/---

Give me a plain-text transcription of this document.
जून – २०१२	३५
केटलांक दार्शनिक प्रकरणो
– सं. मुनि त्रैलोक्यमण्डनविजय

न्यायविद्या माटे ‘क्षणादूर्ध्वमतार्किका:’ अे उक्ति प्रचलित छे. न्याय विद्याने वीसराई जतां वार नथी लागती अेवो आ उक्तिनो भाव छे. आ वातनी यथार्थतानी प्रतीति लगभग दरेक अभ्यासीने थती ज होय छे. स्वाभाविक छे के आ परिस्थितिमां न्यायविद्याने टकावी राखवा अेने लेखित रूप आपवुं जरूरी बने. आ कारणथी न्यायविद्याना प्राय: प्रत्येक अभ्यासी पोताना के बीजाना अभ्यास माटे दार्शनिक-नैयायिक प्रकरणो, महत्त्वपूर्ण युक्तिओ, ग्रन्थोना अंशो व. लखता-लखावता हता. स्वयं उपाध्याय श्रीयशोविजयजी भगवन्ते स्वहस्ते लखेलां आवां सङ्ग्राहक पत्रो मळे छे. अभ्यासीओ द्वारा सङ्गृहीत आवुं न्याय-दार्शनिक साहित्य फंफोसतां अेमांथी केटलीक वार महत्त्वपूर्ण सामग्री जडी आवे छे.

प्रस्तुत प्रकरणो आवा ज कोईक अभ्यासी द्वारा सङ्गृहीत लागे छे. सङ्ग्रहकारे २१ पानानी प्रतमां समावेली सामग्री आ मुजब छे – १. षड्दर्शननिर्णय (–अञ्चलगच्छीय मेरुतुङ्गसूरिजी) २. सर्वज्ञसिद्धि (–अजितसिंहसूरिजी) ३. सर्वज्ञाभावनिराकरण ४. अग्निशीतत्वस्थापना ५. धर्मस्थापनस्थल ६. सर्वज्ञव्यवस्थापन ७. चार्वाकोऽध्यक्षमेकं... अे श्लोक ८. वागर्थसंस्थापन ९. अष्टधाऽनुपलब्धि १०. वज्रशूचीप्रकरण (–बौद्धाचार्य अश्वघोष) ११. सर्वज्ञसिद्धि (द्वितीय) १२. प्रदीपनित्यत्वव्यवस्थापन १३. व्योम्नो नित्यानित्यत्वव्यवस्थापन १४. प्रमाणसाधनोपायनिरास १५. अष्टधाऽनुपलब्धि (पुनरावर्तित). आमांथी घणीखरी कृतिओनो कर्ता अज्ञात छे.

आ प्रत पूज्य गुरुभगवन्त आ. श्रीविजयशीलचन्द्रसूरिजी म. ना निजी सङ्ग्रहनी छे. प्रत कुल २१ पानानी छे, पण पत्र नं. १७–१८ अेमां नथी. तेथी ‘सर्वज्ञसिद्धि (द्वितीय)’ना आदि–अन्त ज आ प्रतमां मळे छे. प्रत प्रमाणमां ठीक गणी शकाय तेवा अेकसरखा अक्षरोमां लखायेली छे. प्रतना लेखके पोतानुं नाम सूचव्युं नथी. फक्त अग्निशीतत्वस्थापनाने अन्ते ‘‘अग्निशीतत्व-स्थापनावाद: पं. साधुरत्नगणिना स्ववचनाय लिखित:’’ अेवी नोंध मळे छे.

\---

### Stated exercise
Reproduce the data shown above exactly.

### Result
Give me a plain-text transcription of this document.
जून – २०१२	३५
केटलांक दार्शनिक प्रकरणो
– सं. मुनि त्रैलोक्यमण्डनविजय

न्यायविद्या माटे ‘क्षणादूर्ध्वमतार्किका:’ अे उक्ति प्रचलित छे. न्याय विद्याने वीसराई जतां वार नथी लागती अेवो आ उक्तिनो भाव छे. आ वातनी यथार्थतानी प्रतीति लगभग दरेक अभ्यासीने थती ज होय छे. स्वाभाविक छे के आ परिस्थितिमां न्यायविद्याने टकावी राखवा अेने लेखित रूप आपवुं जरूरी बने. आ कारणथी न्यायविद्याना प्राय: प्रत्येक अभ्यासी पोताना के बीजाना अभ्यास माटे दार्शनिक-नैयायिक प्रकरणो, महत्त्वपूर्ण युक्तिओ, ग्रन्थोना अंशो व. लखता-लखावता हता. स्वयं उपाध्याय श्रीयशोविजयजी भगवन्ते स्वहस्ते लखेलां आवां सङ्ग्राहक पत्रो मळे छे. अभ्यासीओ द्वारा सङ्गृहीत आवुं न्याय-दार्शनिक साहित्य फंफोसतां अेमांथी केटलीक वार महत्त्वपूर्ण सामग्री जडी आवे छे.

प्रस्तुत प्रकरणो आवा ज कोईक अभ्यासी द्वारा सङ्गृहीत लागे छे. सङ्ग्रहकारे २१ पानानी प्रतमां समावेली सामग्री आ मुजब छे – १. षड्दर्शननिर्णय (–अञ्चलगच्छीय मेरुतुङ्गसूरिजी) २. सर्वज्ञसिद्धि (–अजितसिंहसूरिजी) ३. सर्वज्ञाभावनिराकरण ४. अग्निशीतत्वस्थापना ५. धर्मस्थापनस्थल ६. सर्वज्ञव्यवस्थापन ७. चार्वाकोऽध्यक्षमेकं... अे श्लोक ८. वागर्थसंस्थापन ९. अष्टधाऽनुपलब्धि १०. वज्रशूचीप्रकरण (–बौद्धाचार्य अश्वघोष) ११. सर्वज्ञसिद्धि (द्वितीय) १२. प्रदीपनित्यत्वव्यवस्थापन १३. व्योम्नो नित्यानित्यत्वव्यवस्थापन १४. प्रमाणसाधनोपायनिरास १५. अष्टधाऽनुपलब्धि (पुनरावर्तित). आमांथी घणीखरी कृतिओनो कर्ता अज्ञात छे.

आ प्रत पूज्य गुरुभगवन्त आ. श्रीविजयशीलचन्द्रसूरिजी म. ना निजी सङ्ग्रहनी छे. प्रत कुल २१ पानानी छे, पण पत्र नं. १७–१८ अेमां नथी. तेथी ‘सर्वज्ञसिद्धि (द्वितीय)’ना आदि–अन्त ज आ प्रतमां मळे छे. प्रत प्रमाणमां ठीक गणी शकाय तेवा अेकसरखा अक्षरोमां लखायेली छे. प्रतना लेखके पोतानुं नाम सूचव्युं नथी. फक्त अग्निशीतत्वस्थापनाने अन्ते ‘‘अग्निशीतत्व-स्थापनावाद: पं. साधुरत्नगणिना स्ववचनाय लिखित:’’ अेवी नोंध मळे छे.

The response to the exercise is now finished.